WHAT NEEDS TO BE DONE | Exactly reproduce each entry, leaving out nothing.

MATERIALS PROVIDED |
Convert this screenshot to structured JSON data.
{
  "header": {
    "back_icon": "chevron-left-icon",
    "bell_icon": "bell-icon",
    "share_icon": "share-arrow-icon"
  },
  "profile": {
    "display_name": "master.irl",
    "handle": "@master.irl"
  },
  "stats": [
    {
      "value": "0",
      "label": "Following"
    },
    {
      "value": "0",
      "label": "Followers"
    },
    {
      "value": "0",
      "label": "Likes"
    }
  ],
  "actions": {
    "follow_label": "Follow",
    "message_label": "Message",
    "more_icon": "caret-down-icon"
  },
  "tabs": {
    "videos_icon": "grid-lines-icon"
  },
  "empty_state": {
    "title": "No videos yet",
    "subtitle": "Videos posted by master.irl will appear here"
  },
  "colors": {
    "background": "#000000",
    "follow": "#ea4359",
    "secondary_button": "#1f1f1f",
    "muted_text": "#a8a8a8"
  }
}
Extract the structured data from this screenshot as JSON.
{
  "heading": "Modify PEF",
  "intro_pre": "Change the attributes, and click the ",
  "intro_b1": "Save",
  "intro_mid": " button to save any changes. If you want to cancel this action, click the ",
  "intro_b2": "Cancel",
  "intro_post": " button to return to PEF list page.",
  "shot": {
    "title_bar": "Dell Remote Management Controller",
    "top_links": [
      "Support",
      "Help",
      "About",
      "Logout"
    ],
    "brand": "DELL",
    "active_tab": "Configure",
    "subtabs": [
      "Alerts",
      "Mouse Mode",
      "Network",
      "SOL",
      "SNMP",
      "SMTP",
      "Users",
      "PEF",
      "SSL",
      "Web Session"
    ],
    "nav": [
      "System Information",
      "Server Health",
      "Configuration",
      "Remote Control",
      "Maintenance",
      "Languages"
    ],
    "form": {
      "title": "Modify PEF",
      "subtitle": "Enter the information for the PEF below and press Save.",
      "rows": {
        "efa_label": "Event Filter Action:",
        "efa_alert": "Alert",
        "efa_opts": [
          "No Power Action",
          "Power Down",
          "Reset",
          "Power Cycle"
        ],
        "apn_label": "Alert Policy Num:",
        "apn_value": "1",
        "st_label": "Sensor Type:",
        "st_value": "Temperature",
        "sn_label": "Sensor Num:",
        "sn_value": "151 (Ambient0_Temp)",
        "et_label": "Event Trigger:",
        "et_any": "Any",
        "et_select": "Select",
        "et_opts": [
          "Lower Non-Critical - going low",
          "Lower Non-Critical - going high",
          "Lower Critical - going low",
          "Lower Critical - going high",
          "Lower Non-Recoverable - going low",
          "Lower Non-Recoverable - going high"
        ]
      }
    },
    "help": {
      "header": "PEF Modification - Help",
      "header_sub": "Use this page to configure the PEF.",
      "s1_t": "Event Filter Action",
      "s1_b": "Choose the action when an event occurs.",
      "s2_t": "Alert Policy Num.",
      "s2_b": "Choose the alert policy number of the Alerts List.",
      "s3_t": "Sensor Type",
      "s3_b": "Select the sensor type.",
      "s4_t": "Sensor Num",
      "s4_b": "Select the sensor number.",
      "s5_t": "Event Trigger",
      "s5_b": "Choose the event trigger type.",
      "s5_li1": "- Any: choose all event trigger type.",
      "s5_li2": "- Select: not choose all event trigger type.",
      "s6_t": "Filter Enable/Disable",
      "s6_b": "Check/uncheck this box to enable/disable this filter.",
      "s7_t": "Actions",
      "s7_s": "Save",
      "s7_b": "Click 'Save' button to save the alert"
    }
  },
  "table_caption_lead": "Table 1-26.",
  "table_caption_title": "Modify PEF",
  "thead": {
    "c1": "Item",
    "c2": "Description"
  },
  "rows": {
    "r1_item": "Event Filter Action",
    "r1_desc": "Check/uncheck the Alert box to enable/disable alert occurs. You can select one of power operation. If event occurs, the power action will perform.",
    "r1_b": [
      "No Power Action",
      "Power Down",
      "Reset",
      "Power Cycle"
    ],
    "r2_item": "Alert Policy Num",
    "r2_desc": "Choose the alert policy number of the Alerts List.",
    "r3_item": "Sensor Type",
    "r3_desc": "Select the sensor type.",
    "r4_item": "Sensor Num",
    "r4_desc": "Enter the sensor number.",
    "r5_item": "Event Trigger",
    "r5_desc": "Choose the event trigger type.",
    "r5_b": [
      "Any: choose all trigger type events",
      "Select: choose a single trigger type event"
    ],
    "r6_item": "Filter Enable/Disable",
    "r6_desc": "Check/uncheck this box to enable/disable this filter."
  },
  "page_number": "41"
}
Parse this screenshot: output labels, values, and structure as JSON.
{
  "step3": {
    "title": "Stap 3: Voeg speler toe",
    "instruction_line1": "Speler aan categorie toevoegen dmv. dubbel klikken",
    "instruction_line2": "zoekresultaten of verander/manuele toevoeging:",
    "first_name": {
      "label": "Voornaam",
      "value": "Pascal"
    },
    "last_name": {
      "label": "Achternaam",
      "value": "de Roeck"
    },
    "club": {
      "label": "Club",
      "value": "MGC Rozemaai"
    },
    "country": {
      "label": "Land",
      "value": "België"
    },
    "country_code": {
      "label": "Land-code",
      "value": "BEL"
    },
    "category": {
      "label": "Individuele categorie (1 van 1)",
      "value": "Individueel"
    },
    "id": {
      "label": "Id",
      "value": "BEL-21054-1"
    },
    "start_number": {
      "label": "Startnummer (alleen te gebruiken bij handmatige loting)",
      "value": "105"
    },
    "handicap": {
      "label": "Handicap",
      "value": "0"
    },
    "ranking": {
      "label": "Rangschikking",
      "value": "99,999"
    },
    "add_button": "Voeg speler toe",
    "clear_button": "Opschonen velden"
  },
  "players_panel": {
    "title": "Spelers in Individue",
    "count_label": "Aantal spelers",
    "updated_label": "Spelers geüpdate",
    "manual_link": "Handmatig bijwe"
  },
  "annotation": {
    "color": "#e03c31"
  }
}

FINAL RESULT |
Convert this screenshot to structured JSON data.
{
  "header": {
    "back_icon": "chevron-left-icon",
    "bell_icon": "bell-icon",
    "share_icon": "share-arrow-icon"
  },
  "profile": {
    "display_name": "master.irl",
    "handle": "@master.irl"
  },
  "stats": [
    {
      "value": "0",
      "label": "Following"
    },
    {
      "value": "0",
      "label": "Followers"
    },
    {
      "value": "0",
      "label": "Likes"
    }
  ],
  "actions": {
    "follow_label": "Follow",
    "message_label": "Message",
    "more_icon": "caret-down-icon"
  },
  "tabs": {
    "videos_icon": "grid-lines-icon"
  },
  "empty_state": {
    "title": "No videos yet",
    "subtitle": "Videos posted by master.irl will appear here"
  },
  "colors": {
    "background": "#000000",
    "follow": "#ea4359",
    "secondary_button": "#1f1f1f",
    "muted_text": "#a8a8a8"
  }
}
Extract the structured data from this screenshot as JSON.
{
  "heading": "Modify PEF",
  "intro_pre": "Change the attributes, and click the ",
  "intro_b1": "Save",
  "intro_mid": " button to save any changes. If you want to cancel this action, click the ",
  "intro_b2": "Cancel",
  "intro_post": " button to return to PEF list page.",
  "shot": {
    "title_bar": "Dell Remote Management Controller",
    "top_links": [
      "Support",
      "Help",
      "About",
      "Logout"
    ],
    "brand": "DELL",
    "active_tab": "Configure",
    "subtabs": [
      "Alerts",
      "Mouse Mode",
      "Network",
      "SOL",
      "SNMP",
      "SMTP",
      "Users",
      "PEF",
      "SSL",
      "Web Session"
    ],
    "nav": [
      "System Information",
      "Server Health",
      "Configuration",
      "Remote Control",
      "Maintenance",
      "Languages"
    ],
    "form": {
      "title": "Modify PEF",
      "subtitle": "Enter the information for the PEF below and press Save.",
      "rows": {
        "efa_label": "Event Filter Action:",
        "efa_alert": "Alert",
        "efa_opts": [
          "No Power Action",
          "Power Down",
          "Reset",
          "Power Cycle"
        ],
        "apn_label": "Alert Policy Num:",
        "apn_value": "1",
        "st_label": "Sensor Type:",
        "st_value": "Temperature",
        "sn_label": "Sensor Num:",
        "sn_value": "151 (Ambient0_Temp)",
        "et_label": "Event Trigger:",
        "et_any": "Any",
        "et_select": "Select",
        "et_opts": [
          "Lower Non-Critical - going low",
          "Lower Non-Critical - going high",
          "Lower Critical - going low",
          "Lower Critical - going high",
          "Lower Non-Recoverable - going low",
          "Lower Non-Recoverable - going high"
        ]
      }
    },
    "help": {
      "header": "PEF Modification - Help",
      "header_sub": "Use this page to configure the PEF.",
      "s1_t": "Event Filter Action",
      "s1_b": "Choose the action when an event occurs.",
      "s2_t": "Alert Policy Num.",
      "s2_b": "Choose the alert policy number of the Alerts List.",
      "s3_t": "Sensor Type",
      "s3_b": "Select the sensor type.",
      "s4_t": "Sensor Num",
      "s4_b": "Select the sensor number.",
      "s5_t": "Event Trigger",
      "s5_b": "Choose the event trigger type.",
      "s5_li1": "- Any: choose all event trigger type.",
      "s5_li2": "- Select: not choose all event trigger type.",
      "s6_t": "Filter Enable/Disable",
      "s6_b": "Check/uncheck this box to enable/disable this filter.",
      "s7_t": "Actions",
      "s7_s": "Save",
      "s7_b": "Click 'Save' button to save the alert"
    }
  },
  "table_caption_lead": "Table 1-26.",
  "table_caption_title": "Modify PEF",
  "thead": {
    "c1": "Item",
    "c2": "Description"
  },
  "rows": {
    "r1_item": "Event Filter Action",
    "r1_desc": "Check/uncheck the Alert box to enable/disable alert occurs. You can select one of power operation. If event occurs, the power action will perform.",
    "r1_b": [
      "No Power Action",
      "Power Down",
      "Reset",
      "Power Cycle"
    ],
    "r2_item": "Alert Policy Num",
    "r2_desc": "Choose the alert policy number of the Alerts List.",
    "r3_item": "Sensor Type",
    "r3_desc": "Select the sensor type.",
    "r4_item": "Sensor Num",
    "r4_desc": "Enter the sensor number.",
    "r5_item": "Event Trigger",
    "r5_desc": "Choose the event trigger type.",
    "r5_b": [
      "Any: choose all trigger type events",
      "Select: choose a single trigger type event"
    ],
    "r6_item": "Filter Enable/Disable",
    "r6_desc": "Check/uncheck this box to enable/disable this filter."
  },
  "page_number": "41"
}
Parse this screenshot: output labels, values, and structure as JSON.
{
  "step3": {
    "title": "Stap 3: Voeg speler toe",
    "instruction_line1": "Speler aan categorie toevoegen dmv. dubbel klikken",
    "instruction_line2": "zoekresultaten of verander/manuele toevoeging:",
    "first_name": {
      "label": "Voornaam",
      "value": "Pascal"
    },
    "last_name": {
      "label": "Achternaam",
      "value": "de Roeck"
    },
    "club": {
      "label": "Club",
      "value": "MGC Rozemaai"
    },
    "country": {
      "label": "Land",
      "value": "België"
    },
    "country_code": {
      "label": "Land-code",
      "value": "BEL"
    },
    "category": {
      "label": "Individuele categorie (1 van 1)",
      "value": "Individueel"
    },
    "id": {
      "label": "Id",
      "value": "BEL-21054-1"
    },
    "start_number": {
      "label": "Startnummer (alleen te gebruiken bij handmatige loting)",
      "value": "105"
    },
    "handicap": {
      "label": "Handicap",
      "value": "0"
    },
    "ranking": {
      "label": "Rangschikking",
      "value": "99,999"
    },
    "add_button": "Voeg speler toe",
    "clear_button": "Opschonen velden"
  },
  "players_panel": {
    "title": "Spelers in Individue",
    "count_label": "Aantal spelers",
    "updated_label": "Spelers geüpdate",
    "manual_link": "Handmatig bijwe"
  },
  "annotation": {
    "color": "#e03c31"
  }
}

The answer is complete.